**Task statement:** Pull each line holding the word "title" from the data.

══ Information supplied

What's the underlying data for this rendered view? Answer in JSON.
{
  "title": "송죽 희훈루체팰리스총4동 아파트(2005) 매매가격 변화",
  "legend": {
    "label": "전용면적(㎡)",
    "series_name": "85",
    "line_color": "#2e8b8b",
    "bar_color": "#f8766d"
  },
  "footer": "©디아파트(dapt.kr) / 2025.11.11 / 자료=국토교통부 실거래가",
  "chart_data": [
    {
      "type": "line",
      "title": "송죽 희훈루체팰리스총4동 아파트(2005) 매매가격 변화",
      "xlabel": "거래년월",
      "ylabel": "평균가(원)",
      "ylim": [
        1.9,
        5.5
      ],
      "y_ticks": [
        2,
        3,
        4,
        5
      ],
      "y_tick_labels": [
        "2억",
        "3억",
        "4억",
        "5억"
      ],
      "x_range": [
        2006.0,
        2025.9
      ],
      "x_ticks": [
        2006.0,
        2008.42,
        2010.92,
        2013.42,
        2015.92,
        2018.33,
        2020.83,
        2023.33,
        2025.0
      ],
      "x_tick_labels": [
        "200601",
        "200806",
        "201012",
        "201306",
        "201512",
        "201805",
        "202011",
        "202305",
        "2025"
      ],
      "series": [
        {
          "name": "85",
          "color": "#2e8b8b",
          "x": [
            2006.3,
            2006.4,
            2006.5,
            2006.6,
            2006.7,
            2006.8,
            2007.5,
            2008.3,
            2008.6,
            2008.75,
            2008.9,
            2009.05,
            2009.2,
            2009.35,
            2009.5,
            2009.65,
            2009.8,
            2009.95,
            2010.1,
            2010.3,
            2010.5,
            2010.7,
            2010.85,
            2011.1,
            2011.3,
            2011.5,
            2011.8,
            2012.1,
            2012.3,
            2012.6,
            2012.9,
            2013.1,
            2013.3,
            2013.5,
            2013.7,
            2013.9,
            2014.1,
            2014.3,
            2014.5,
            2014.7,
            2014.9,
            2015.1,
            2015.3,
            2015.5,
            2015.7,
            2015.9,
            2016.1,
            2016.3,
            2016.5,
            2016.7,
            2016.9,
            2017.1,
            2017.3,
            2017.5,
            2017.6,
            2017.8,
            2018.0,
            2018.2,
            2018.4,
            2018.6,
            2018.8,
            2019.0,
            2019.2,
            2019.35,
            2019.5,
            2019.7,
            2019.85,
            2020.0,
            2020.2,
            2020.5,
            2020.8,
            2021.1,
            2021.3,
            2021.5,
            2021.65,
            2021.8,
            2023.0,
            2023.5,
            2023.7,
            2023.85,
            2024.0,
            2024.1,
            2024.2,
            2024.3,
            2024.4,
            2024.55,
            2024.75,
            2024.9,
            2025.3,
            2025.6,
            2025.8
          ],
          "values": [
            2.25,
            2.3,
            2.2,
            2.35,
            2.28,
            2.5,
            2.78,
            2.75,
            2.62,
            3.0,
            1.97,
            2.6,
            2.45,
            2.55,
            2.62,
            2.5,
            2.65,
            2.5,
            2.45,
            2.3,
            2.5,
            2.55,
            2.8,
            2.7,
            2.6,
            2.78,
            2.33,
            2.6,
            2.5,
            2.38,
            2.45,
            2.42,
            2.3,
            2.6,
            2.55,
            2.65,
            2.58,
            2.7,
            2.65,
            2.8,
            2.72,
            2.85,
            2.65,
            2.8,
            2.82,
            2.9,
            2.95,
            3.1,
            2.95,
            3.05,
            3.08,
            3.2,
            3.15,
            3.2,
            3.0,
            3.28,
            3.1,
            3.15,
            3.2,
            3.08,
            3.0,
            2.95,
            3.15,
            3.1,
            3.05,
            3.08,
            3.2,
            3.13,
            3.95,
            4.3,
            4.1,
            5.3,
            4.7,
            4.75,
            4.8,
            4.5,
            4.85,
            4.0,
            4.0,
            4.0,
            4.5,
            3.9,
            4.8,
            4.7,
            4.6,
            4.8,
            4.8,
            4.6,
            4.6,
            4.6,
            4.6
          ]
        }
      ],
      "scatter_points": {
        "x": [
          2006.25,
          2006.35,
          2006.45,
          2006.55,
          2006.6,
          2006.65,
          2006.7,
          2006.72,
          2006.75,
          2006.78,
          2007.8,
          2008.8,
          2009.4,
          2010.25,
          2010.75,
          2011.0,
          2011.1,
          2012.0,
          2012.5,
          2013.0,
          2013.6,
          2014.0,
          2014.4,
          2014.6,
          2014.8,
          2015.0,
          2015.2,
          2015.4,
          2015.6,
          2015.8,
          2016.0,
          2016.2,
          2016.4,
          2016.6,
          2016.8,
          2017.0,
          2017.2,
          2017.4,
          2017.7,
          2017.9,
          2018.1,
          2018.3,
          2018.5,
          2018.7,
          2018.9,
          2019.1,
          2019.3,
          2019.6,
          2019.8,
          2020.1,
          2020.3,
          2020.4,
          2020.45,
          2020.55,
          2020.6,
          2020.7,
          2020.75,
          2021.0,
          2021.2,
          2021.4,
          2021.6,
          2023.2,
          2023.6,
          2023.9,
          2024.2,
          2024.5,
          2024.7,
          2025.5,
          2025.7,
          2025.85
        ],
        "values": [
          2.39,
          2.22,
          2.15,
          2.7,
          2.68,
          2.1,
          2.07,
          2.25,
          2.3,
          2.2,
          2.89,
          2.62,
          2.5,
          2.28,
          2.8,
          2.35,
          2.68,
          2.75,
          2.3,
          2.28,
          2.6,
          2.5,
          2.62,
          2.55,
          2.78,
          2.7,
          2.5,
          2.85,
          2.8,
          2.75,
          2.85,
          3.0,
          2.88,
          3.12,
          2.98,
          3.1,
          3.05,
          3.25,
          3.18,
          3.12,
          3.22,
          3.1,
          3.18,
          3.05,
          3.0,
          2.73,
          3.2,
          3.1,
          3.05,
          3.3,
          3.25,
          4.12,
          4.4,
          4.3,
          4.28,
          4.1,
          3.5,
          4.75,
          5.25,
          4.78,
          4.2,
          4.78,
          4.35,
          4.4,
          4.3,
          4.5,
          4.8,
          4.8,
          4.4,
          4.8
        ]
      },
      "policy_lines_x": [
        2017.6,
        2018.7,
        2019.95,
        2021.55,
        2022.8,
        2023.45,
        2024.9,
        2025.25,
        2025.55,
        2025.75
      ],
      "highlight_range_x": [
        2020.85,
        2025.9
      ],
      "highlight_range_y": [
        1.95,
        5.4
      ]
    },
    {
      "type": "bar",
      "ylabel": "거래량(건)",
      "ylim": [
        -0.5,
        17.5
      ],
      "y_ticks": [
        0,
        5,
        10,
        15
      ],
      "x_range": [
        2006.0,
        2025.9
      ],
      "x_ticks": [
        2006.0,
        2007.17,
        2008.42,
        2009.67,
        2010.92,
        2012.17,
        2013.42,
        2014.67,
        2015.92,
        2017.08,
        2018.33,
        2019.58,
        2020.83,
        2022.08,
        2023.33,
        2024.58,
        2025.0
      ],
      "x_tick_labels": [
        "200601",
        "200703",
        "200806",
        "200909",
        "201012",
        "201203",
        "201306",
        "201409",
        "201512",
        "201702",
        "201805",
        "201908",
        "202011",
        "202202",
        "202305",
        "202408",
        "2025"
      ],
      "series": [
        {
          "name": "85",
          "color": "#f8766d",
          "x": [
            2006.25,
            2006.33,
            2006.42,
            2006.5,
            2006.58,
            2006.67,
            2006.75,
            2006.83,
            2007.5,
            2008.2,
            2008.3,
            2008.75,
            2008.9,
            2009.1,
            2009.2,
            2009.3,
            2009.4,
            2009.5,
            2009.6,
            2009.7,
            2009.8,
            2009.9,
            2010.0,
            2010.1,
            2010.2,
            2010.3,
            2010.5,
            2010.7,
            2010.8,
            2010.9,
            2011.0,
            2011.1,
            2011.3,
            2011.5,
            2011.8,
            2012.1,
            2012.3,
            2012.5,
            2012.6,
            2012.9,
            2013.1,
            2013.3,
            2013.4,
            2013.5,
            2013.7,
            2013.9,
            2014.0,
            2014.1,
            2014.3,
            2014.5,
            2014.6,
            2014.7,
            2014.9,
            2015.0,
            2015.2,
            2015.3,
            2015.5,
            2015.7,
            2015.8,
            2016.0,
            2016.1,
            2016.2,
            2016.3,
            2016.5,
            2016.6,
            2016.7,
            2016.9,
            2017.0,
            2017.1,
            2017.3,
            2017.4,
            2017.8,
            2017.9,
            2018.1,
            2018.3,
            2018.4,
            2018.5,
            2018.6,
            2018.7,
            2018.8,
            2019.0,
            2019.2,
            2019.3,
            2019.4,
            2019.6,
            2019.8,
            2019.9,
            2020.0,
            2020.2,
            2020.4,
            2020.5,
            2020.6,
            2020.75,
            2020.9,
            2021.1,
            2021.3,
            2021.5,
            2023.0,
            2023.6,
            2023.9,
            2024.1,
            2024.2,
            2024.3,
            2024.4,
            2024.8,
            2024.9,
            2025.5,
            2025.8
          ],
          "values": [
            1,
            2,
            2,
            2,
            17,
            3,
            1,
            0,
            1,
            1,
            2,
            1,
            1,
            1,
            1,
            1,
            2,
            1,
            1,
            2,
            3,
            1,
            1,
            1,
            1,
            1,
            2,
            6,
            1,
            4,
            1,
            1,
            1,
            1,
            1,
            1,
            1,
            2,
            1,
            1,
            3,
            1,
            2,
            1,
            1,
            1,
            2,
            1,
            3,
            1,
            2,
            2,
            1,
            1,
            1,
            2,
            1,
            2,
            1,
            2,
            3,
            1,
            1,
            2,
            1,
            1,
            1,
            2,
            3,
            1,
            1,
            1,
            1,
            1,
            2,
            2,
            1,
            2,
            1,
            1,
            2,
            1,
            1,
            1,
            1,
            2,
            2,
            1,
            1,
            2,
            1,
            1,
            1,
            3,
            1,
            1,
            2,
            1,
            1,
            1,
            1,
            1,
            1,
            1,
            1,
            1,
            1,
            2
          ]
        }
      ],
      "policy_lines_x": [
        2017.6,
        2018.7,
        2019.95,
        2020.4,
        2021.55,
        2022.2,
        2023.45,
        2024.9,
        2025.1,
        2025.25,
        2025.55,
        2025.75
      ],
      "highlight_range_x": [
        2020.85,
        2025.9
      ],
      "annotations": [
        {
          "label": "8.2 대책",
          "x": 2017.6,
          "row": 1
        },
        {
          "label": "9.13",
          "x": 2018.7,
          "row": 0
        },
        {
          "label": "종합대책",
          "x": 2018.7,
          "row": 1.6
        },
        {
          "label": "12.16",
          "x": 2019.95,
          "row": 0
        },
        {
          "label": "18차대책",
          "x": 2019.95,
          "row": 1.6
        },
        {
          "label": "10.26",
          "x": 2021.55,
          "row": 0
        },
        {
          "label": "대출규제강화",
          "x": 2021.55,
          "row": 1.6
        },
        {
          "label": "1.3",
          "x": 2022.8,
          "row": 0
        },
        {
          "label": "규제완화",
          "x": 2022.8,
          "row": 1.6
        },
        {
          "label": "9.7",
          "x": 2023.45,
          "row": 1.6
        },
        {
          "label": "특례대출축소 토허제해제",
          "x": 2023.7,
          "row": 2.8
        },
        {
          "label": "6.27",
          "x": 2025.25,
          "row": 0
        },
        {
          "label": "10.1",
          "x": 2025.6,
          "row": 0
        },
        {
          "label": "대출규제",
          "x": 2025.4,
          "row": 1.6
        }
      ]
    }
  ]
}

════

**Output:**
  "title": "송죽 희훈루체팰리스총4동 아파트(2005) 매매가격 변화",
      "title": "송죽 희훈루체팰리스총4동 아파트(2005) 매매가격 변화",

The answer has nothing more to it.